Stated problem
Wherever a line below holds the word "degrees", copy that line.

*** Task data

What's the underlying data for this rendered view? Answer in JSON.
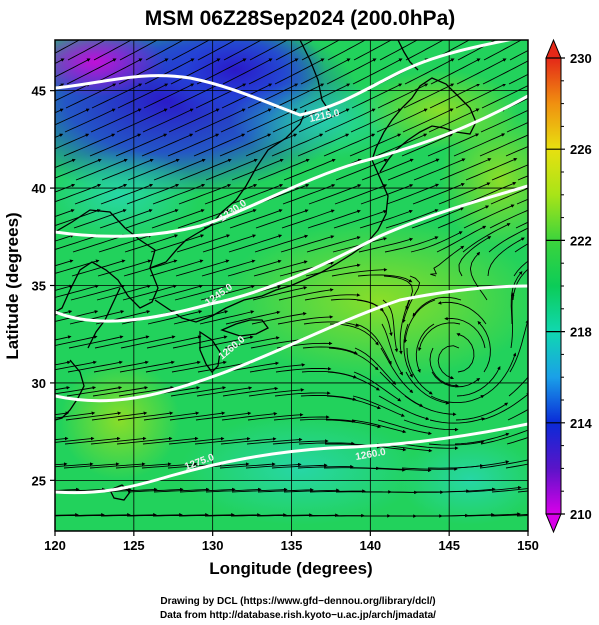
{
  "title": "MSM 06Z28Sep2024 (200.0hPa)",
  "map": {
    "xlabel": "Longitude (degrees)",
    "ylabel": "Latitude  (degrees)",
    "xlim": [
      120,
      150
    ],
    "ylim": [
      22.4,
      47.6
    ],
    "xticks": [
      "120",
      "125",
      "130",
      "135",
      "140",
      "145",
      "150"
    ],
    "yticks": [
      "25",
      "30",
      "35",
      "40",
      "45"
    ],
    "grid": true,
    "field": "temperature (K)",
    "vectors": "wind streamlines"
  },
  "colorbar": {
    "min": 210,
    "max": 230,
    "labels": [
      "210",
      "214",
      "218",
      "222",
      "226",
      "230"
    ],
    "extend": "both",
    "colors": [
      "#d800e8",
      "#5a14c8",
      "#0a2ad8",
      "#1aa0e8",
      "#10d8b0",
      "#0ccc58",
      "#3cd43c",
      "#a8e418",
      "#e8e010",
      "#f09010",
      "#e42818"
    ]
  },
  "contour_labels": [
    "1215.0",
    "1230.0",
    "1245.0",
    "1260.0",
    "1275.0",
    "1260.0"
  ],
  "credits": {
    "line1": "Drawing by DCL (https://www.gfd−dennou.org/library/dcl/)",
    "line2": "Data from http://database.rish.kyoto−u.ac.jp/arch/jmadata/"
  }
}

******

Response
    "xlabel": "Longitude (degrees)",
    "ylabel": "Latitude  (degrees)",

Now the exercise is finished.